To do:
1. Answer these questions about the notebook code:
(a) What path are HF_HOME and TORCH_HOME both set to?
(b) What file name is assigned to logfile?
(c) Which class does RAGException inherit from?
2. Reproduce the records word for word, starting at their first line and ending at the line that contains "stat-value: 81,449 xyxy=(923,152,963,165)", with both of those lines included.

Excerpt provided:
In [1]:
# !pip install langchain-chroma

In [2]:
import os

os.environ["HF_HOME"] = "/space/hotel/phit/personal/experiments/weights"
os.environ["TORCH_HOME"] = "/space/hotel/phit/personal/experiments/weights"

from typing import List, Optional, Union

from langchain.callbacks import FileCallbackHandler
from langchain.retrievers import ContextualCompressionRetriever, ParentDocumentRetriever
from langchain.retrievers.document_compressors import EmbeddingsFilter
from langchain.storage import InMemoryStore
from langchain.text_splitter import RecursiveCharacterTextSplitter
from langchain_community.document_loaders import UnstructuredFileLoader, JSONLoader
from langchain_community.embeddings import HuggingFaceBgeEmbeddings
from langchain_community.vectorstores import FAISS , Chroma
# from langchain_chroma import Chroma
from langchain_core.documents import Document
from loguru import logger
from rich import print
from sentence_transformers import CrossEncoder

from unstructured.cleaners.core import clean_extra_whitespace, group_broken_paragraphs

logfile = "log/output.log"
logger.add(logfile, colorize=True, enqueue=True)
handler = FileCallbackHandler(logfile)


persist_directory = None




class RAGException(Exception):
    def __init__(self, *args, **kwargs):
        super().__init__(*args, **kwargs)

Annotated element records:
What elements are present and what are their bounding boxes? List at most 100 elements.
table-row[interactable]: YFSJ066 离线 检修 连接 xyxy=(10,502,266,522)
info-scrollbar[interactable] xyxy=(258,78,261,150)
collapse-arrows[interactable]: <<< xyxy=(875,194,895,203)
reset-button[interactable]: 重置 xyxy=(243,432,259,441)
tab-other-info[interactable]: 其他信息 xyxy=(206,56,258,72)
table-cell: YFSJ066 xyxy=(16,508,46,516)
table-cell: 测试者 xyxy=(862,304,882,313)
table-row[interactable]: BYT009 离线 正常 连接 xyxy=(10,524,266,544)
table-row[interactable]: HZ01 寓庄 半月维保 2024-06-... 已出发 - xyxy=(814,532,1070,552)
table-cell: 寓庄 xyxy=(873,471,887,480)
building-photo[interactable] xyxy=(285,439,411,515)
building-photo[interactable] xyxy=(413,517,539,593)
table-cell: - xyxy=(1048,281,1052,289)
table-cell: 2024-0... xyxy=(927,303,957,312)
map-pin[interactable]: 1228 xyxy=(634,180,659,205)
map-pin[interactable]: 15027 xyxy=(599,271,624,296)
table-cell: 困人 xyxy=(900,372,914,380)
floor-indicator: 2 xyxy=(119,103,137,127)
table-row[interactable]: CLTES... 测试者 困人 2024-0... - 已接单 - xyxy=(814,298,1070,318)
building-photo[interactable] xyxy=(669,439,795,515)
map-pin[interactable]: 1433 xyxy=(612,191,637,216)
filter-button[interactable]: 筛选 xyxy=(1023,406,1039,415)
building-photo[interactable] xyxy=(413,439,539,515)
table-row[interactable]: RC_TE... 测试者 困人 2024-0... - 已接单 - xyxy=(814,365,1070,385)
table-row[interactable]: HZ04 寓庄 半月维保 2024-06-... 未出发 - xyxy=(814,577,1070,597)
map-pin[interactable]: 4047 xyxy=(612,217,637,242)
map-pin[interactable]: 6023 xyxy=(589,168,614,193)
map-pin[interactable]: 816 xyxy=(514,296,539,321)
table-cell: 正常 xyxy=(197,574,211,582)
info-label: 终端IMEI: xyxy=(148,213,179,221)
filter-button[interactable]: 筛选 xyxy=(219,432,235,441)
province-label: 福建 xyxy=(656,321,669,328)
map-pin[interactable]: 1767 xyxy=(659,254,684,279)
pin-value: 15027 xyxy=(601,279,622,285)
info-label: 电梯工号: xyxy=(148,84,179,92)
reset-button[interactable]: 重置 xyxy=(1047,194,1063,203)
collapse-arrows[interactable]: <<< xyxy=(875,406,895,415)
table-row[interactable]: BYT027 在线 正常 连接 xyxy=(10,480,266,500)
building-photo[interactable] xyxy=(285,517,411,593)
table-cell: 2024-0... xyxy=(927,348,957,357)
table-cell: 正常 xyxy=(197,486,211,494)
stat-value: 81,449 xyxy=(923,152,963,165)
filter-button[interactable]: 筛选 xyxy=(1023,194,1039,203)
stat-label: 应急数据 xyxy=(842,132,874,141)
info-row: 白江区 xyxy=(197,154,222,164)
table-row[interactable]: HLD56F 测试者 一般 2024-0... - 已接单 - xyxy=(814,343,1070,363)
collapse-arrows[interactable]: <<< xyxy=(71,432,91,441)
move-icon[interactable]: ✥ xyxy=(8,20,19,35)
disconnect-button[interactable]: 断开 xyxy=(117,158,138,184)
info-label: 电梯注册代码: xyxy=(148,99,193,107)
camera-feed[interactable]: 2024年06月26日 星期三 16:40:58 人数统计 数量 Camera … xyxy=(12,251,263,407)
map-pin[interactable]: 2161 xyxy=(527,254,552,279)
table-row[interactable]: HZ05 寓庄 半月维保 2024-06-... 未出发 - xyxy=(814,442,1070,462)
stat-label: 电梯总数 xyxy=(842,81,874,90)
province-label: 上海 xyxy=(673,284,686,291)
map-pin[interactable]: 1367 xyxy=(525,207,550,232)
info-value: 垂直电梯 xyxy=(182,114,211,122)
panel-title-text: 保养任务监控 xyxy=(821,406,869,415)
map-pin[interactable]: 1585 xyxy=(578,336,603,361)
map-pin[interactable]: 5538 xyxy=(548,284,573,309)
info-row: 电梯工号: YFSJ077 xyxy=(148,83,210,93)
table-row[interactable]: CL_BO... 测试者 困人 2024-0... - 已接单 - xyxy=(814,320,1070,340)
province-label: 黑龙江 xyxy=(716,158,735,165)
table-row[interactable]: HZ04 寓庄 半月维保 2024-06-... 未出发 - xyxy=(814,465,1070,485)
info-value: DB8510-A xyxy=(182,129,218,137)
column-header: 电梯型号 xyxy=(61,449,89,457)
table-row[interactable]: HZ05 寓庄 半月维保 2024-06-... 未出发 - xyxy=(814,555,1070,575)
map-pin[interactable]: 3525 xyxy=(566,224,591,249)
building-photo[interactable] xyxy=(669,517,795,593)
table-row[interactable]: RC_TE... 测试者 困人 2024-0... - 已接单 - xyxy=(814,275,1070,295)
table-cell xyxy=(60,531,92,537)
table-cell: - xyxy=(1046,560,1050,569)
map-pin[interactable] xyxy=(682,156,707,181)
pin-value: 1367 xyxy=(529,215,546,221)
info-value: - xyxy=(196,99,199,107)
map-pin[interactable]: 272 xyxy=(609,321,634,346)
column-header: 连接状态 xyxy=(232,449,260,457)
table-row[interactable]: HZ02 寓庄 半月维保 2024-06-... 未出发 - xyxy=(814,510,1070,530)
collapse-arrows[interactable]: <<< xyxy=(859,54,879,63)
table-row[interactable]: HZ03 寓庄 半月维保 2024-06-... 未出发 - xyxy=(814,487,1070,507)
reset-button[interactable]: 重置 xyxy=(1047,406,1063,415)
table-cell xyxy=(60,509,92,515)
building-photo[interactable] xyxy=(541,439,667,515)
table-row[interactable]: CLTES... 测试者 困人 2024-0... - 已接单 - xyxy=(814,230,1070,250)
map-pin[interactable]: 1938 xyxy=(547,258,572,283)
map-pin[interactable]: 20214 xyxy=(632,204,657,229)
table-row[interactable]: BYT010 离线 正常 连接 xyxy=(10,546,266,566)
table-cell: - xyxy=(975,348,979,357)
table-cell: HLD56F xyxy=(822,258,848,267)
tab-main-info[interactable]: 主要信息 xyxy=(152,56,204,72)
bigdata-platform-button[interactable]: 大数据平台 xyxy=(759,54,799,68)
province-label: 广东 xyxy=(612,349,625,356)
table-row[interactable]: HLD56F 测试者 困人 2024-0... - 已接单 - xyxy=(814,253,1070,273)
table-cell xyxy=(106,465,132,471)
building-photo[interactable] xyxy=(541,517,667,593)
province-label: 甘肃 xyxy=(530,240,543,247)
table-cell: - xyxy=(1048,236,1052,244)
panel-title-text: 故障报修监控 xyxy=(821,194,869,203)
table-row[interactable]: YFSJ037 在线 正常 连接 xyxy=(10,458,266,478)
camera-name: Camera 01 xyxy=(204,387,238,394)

Answers per task:
1.
(a) /space/hotel/phit/personal/experiments/weights
(b) log/output.log
(c) Exception

2.
What elements are present and what are their bounding boxes? List at most 100 elements.
table-row[interactable]: YFSJ066 离线 检修 连接 xyxy=(10,502,266,522)
info-scrollbar[interactable] xyxy=(258,78,261,150)
collapse-arrows[interactable]: <<< xyxy=(875,194,895,203)
reset-button[interactable]: 重置 xyxy=(243,432,259,441)
tab-other-info[interactable]: 其他信息 xyxy=(206,56,258,72)
table-cell: YFSJ066 xyxy=(16,508,46,516)
table-cell: 测试者 xyxy=(862,304,882,313)
table-row[interactable]: BYT009 离线 正常 连接 xyxy=(10,524,266,544)
table-row[interactable]: HZ01 寓庄 半月维保 2024-06-... 已出发 - xyxy=(814,532,1070,552)
table-cell: 寓庄 xyxy=(873,471,887,480)
building-photo[interactable] xyxy=(285,439,411,515)
building-photo[interactable] xyxy=(413,517,539,593)
table-cell: - xyxy=(1048,281,1052,289)
table-cell: 2024-0... xyxy=(927,303,957,312)
map-pin[interactable]: 1228 xyxy=(634,180,659,205)
map-pin[interactable]: 15027 xyxy=(599,271,624,296)
table-cell: 困人 xyxy=(900,372,914,380)
floor-indicator: 2 xyxy=(119,103,137,127)
table-row[interactable]: CLTES... 测试者 困人 2024-0... - 已接单 - xyxy=(814,298,1070,318)
building-photo[interactable] xyxy=(669,439,795,515)
map-pin[interactable]: 1433 xyxy=(612,191,637,216)
filter-button[interactable]: 筛选 xyxy=(1023,406,1039,415)
building-photo[interactable] xyxy=(413,439,539,515)
table-row[interactable]: RC_TE... 测试者 困人 2024-0... - 已接单 - xyxy=(814,365,1070,385)
table-row[interactable]: HZ04 寓庄 半月维保 2024-06-... 未出发 - xyxy=(814,577,1070,597)
map-pin[interactable]: 4047 xyxy=(612,217,637,242)
map-pin[interactable]: 6023 xyxy=(589,168,614,193)
map-pin[interactable]: 816 xyxy=(514,296,539,321)
table-cell: 正常 xyxy=(197,574,211,582)
info-label: 终端IMEI: xyxy=(148,213,179,221)
filter-button[interactable]: 筛选 xyxy=(219,432,235,441)
province-label: 福建 xyxy=(656,321,669,328)
map-pin[interactable]: 1767 xyxy=(659,254,684,279)
pin-value: 15027 xyxy=(601,279,622,285)
info-label: 电梯工号: xyxy=(148,84,179,92)
reset-button[interactable]: 重置 xyxy=(1047,194,1063,203)
collapse-arrows[interactable]: <<< xyxy=(875,406,895,415)
table-row[interactable]: BYT027 在线 正常 连接 xyxy=(10,480,266,500)
building-photo[interactable] xyxy=(285,517,411,593)
table-cell: 2024-0... xyxy=(927,348,957,357)
table-cell: 正常 xyxy=(197,486,211,494)
stat-value: 81,449 xyxy=(923,152,963,165)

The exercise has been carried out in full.